Objective 1: In the patch message, during which calls does the resolution of named UNIX domain sockets happen?

--- Start of Text to read ---

[PATCH v5 2/9] landlock: Control pathname UNIX domain socket resolution by path
Mickaël Salaün
mic at digikod.net
Sun Mar 8 09:09:50 UTC 2026
On Thu, Feb 19, 2026 at 02:59:38PM +0100, Günther Noack wrote:
> On Thu, Feb 19, 2026 at 10:45:44AM +0100, Mickaël Salaün wrote:
> > On Wed, Feb 18, 2026 at 10:37:16AM +0100, Mickaël Salaün wrote:
> > > On Sun, Feb 15, 2026 at 11:51:50AM +0100, Günther Noack wrote:
> > > > * Add a new access right LANDLOCK_ACCESS_FS_RESOLVE_UNIX, which
> > > > controls the look up operations for named UNIX domain sockets. The
> > > > resolution happens during connect() and sendmsg() (depending on
> > > > socket type).

--- End of Text to read ---
--- Start of Record list ---

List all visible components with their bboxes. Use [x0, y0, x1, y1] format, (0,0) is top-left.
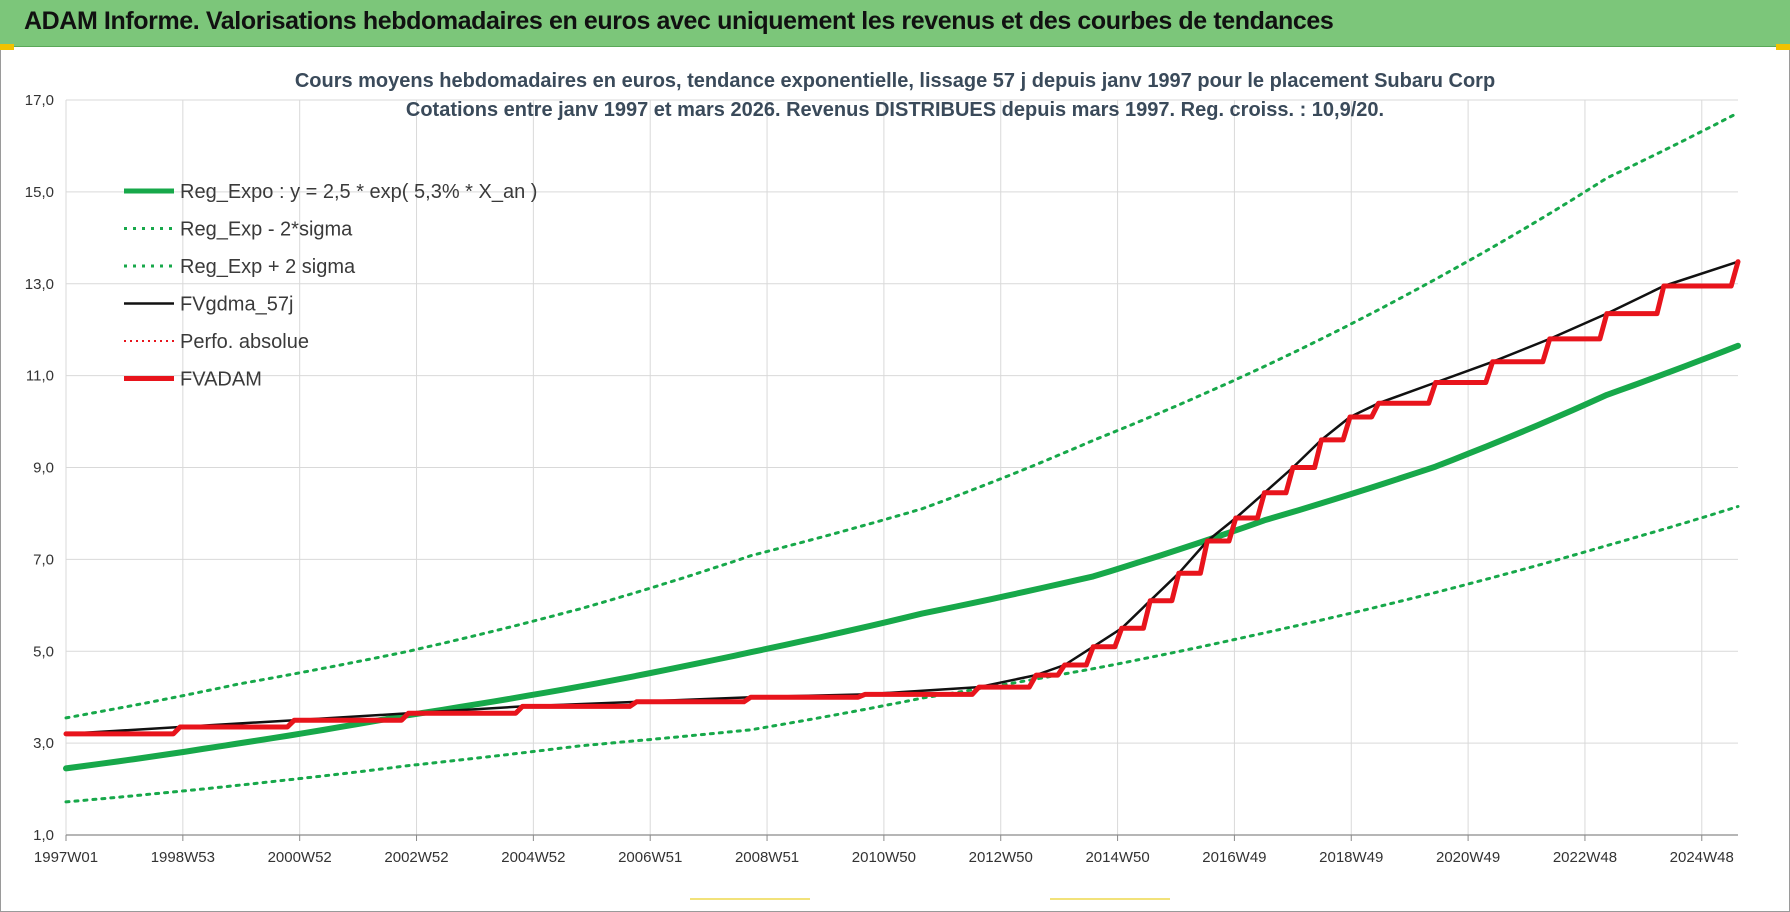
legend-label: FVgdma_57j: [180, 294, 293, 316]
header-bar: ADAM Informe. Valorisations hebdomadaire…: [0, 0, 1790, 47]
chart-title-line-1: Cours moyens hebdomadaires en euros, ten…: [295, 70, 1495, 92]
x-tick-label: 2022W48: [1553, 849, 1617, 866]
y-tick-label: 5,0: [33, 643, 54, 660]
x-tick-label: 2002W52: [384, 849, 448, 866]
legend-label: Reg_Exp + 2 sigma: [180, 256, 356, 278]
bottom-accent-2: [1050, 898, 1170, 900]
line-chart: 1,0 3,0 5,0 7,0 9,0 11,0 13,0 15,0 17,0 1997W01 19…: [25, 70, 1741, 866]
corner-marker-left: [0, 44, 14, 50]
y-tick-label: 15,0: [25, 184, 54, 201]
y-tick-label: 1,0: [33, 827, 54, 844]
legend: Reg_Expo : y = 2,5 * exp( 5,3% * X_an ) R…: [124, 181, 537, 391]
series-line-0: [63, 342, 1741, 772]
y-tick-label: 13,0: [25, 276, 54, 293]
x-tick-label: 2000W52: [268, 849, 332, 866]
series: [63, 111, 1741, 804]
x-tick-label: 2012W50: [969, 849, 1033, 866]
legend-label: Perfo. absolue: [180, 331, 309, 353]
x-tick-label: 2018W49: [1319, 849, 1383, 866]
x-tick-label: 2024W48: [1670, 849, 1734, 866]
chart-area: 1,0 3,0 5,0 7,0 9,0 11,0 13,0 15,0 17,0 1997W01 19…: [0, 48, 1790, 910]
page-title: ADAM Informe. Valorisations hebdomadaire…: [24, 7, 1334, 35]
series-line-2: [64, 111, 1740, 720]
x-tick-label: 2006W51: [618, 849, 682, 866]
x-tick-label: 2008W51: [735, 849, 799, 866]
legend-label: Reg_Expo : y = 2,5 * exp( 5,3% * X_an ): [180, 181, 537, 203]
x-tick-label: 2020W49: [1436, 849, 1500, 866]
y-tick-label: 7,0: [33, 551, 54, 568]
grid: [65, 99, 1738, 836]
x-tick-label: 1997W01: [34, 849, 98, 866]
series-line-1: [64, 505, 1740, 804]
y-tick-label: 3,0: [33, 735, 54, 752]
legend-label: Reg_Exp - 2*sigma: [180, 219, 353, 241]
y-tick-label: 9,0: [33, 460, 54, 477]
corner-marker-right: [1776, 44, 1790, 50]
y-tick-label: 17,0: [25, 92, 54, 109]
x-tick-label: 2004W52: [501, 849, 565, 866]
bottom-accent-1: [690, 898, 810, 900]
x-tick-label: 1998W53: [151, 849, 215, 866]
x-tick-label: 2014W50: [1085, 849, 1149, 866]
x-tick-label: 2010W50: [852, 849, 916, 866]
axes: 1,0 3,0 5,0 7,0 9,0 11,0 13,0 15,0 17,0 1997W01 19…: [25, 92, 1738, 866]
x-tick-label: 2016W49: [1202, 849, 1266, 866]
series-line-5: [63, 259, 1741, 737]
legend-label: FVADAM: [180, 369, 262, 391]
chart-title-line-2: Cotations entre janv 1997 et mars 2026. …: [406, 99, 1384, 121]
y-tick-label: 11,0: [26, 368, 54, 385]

--- End of Record list ---

Objective 2: Print the lines of the entries from the one containing "legend-label: FVgdma_57j: [180, 294, 293, 316]" down to the one containing "y-tick-label: 13,0: [25, 276, 54, 293]", with both of those lines included.

Full answer 1: It happens during connect() and sendmsg(), depending on socket type.

Full answer 2:
legend-label: FVgdma_57j: [180, 294, 293, 316]
header-bar: ADAM Informe. Valorisations hebdomadaire…: [0, 0, 1790, 47]
chart-title-line-1: Cours moyens hebdomadaires en euros, ten…: [295, 70, 1495, 92]
x-tick-label: 2022W48: [1553, 849, 1617, 866]
y-tick-label: 5,0: [33, 643, 54, 660]
x-tick-label: 2002W52: [384, 849, 448, 866]
legend-label: Reg_Exp + 2 sigma: [180, 256, 356, 278]
bottom-accent-2: [1050, 898, 1170, 900]
line-chart: 1,0 3,0 5,0 7,0 9,0 11,0 13,0 15,0 17,0 1997W01 19…: [25, 70, 1741, 866]
corner-marker-left: [0, 44, 14, 50]
y-tick-label: 15,0: [25, 184, 54, 201]
y-tick-label: 1,0: [33, 827, 54, 844]
legend: Reg_Expo : y = 2,5 * exp( 5,3% * X_an ) R…: [124, 181, 537, 391]
series-line-0: [63, 342, 1741, 772]
y-tick-label: 13,0: [25, 276, 54, 293]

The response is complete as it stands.